(Task prompt)
The records underneath are to be repeated exactly, with the pictures left out.

(Dataset records)
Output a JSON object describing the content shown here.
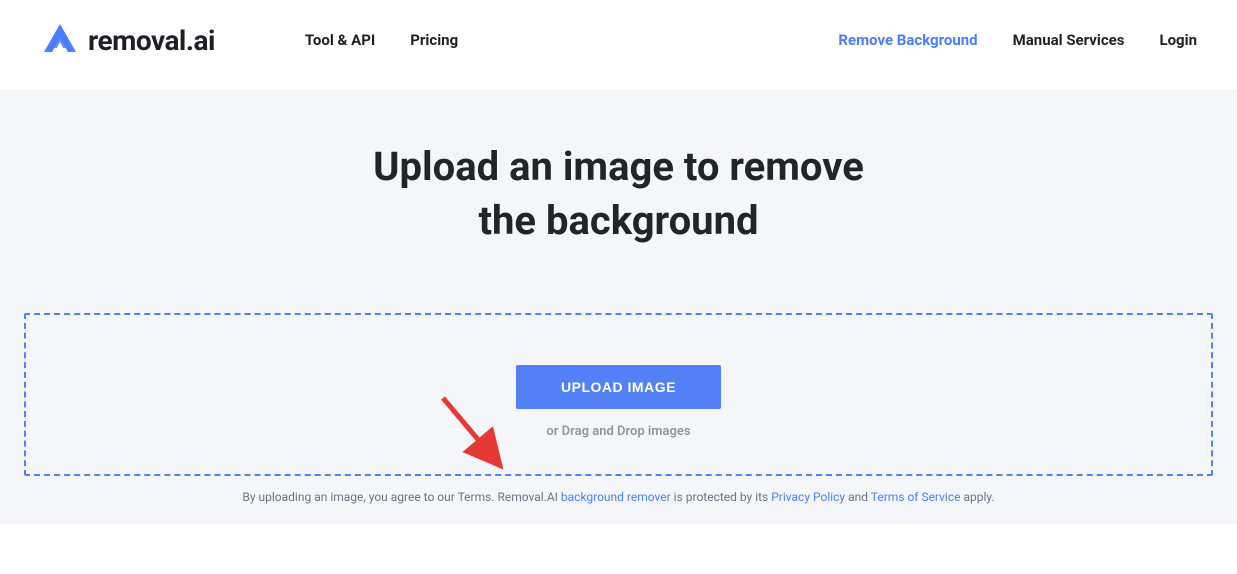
{
  "brand": {
    "name": "removal.ai"
  },
  "nav": {
    "left": [
      {
        "label": "Tool & API"
      },
      {
        "label": "Pricing"
      }
    ],
    "right": [
      {
        "label": "Remove Background",
        "active": true
      },
      {
        "label": "Manual Services"
      },
      {
        "label": "Login"
      }
    ]
  },
  "hero": {
    "title_line1": "Upload an image to remove",
    "title_line2": "the background"
  },
  "upload": {
    "button_label": "UPLOAD IMAGE",
    "drag_text": "or Drag and Drop images"
  },
  "terms": {
    "prefix": "By uploading an image, you agree to our Terms. Removal.AI ",
    "link_bg_remover": "background remover",
    "mid1": " is protected by its ",
    "link_privacy": "Privacy Policy",
    "mid2": " and ",
    "link_tos": "Terms of Service",
    "suffix": " apply."
  },
  "annotation": {
    "arrow": "red-arrow"
  }
}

(Solution for this task)
Output a JSON object describing the content shown here.
{
  "brand": {
    "name": "removal.ai"
  },
  "nav": {
    "left": [
      {
        "label": "Tool & API"
      },
      {
        "label": "Pricing"
      }
    ],
    "right": [
      {
        "label": "Remove Background",
        "active": true
      },
      {
        "label": "Manual Services"
      },
      {
        "label": "Login"
      }
    ]
  },
  "hero": {
    "title_line1": "Upload an image to remove",
    "title_line2": "the background"
  },
  "upload": {
    "button_label": "UPLOAD IMAGE",
    "drag_text": "or Drag and Drop images"
  },
  "terms": {
    "prefix": "By uploading an image, you agree to our Terms. Removal.AI ",
    "link_bg_remover": "background remover",
    "mid1": " is protected by its ",
    "link_privacy": "Privacy Policy",
    "mid2": " and ",
    "link_tos": "Terms of Service",
    "suffix": " apply."
  },
  "annotation": {
    "arrow": "red-arrow"
  }
}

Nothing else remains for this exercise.